# Task details
Output every line below without omitting or altering anything.

━━ Data listing ━━

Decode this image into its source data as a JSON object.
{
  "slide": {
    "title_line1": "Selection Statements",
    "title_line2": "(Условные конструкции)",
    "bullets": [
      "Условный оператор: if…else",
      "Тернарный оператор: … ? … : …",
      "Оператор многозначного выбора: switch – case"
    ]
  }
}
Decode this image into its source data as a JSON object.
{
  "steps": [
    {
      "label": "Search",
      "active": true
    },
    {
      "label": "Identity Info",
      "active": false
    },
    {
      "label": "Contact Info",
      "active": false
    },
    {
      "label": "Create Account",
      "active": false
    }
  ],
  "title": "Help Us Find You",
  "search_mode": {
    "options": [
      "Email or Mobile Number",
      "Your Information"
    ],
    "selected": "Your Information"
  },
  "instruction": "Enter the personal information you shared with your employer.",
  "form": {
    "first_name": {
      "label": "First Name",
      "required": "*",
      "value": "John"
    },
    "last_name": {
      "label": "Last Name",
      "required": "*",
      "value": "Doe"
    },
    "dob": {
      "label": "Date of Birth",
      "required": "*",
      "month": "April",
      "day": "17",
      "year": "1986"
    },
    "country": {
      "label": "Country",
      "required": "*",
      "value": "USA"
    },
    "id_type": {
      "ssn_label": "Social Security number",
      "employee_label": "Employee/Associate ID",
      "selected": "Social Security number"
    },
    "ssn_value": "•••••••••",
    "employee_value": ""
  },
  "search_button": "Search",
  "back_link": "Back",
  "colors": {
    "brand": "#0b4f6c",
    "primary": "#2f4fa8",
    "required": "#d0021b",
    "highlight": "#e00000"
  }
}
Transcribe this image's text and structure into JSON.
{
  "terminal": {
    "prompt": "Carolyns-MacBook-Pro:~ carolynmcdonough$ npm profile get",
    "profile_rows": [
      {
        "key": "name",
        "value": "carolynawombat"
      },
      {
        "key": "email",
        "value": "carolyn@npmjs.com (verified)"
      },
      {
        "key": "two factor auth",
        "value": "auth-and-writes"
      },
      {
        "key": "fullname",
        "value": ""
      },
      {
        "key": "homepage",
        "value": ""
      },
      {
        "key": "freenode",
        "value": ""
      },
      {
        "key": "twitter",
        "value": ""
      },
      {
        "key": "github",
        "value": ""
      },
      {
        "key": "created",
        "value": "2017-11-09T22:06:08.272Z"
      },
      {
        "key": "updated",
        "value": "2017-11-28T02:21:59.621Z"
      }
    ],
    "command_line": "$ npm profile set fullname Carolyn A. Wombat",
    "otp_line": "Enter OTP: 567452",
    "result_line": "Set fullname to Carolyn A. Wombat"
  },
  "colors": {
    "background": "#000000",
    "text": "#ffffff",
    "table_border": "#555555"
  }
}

━━━

# Solution
Decode this image into its source data as a JSON object.
{
  "slide": {
    "title_line1": "Selection Statements",
    "title_line2": "(Условные конструкции)",
    "bullets": [
      "Условный оператор: if…else",
      "Тернарный оператор: … ? … : …",
      "Оператор многозначного выбора: switch – case"
    ]
  }
}
Decode this image into its source data as a JSON object.
{
  "steps": [
    {
      "label": "Search",
      "active": true
    },
    {
      "label": "Identity Info",
      "active": false
    },
    {
      "label": "Contact Info",
      "active": false
    },
    {
      "label": "Create Account",
      "active": false
    }
  ],
  "title": "Help Us Find You",
  "search_mode": {
    "options": [
      "Email or Mobile Number",
      "Your Information"
    ],
    "selected": "Your Information"
  },
  "instruction": "Enter the personal information you shared with your employer.",
  "form": {
    "first_name": {
      "label": "First Name",
      "required": "*",
      "value": "John"
    },
    "last_name": {
      "label": "Last Name",
      "required": "*",
      "value": "Doe"
    },
    "dob": {
      "label": "Date of Birth",
      "required": "*",
      "month": "April",
      "day": "17",
      "year": "1986"
    },
    "country": {
      "label": "Country",
      "required": "*",
      "value": "USA"
    },
    "id_type": {
      "ssn_label": "Social Security number",
      "employee_label": "Employee/Associate ID",
      "selected": "Social Security number"
    },
    "ssn_value": "•••••••••",
    "employee_value": ""
  },
  "search_button": "Search",
  "back_link": "Back",
  "colors": {
    "brand": "#0b4f6c",
    "primary": "#2f4fa8",
    "required": "#d0021b",
    "highlight": "#e00000"
  }
}
Transcribe this image's text and structure into JSON.
{
  "terminal": {
    "prompt": "Carolyns-MacBook-Pro:~ carolynmcdonough$ npm profile get",
    "profile_rows": [
      {
        "key": "name",
        "value": "carolynawombat"
      },
      {
        "key": "email",
        "value": "carolyn@npmjs.com (verified)"
      },
      {
        "key": "two factor auth",
        "value": "auth-and-writes"
      },
      {
        "key": "fullname",
        "value": ""
      },
      {
        "key": "homepage",
        "value": ""
      },
      {
        "key": "freenode",
        "value": ""
      },
      {
        "key": "twitter",
        "value": ""
      },
      {
        "key": "github",
        "value": ""
      },
      {
        "key": "created",
        "value": "2017-11-09T22:06:08.272Z"
      },
      {
        "key": "updated",
        "value": "2017-11-28T02:21:59.621Z"
      }
    ],
    "command_line": "$ npm profile set fullname Carolyn A. Wombat",
    "otp_line": "Enter OTP: 567452",
    "result_line": "Set fullname to Carolyn A. Wombat"
  },
  "colors": {
    "background": "#000000",
    "text": "#ffffff",
    "table_border": "#555555"
  }
}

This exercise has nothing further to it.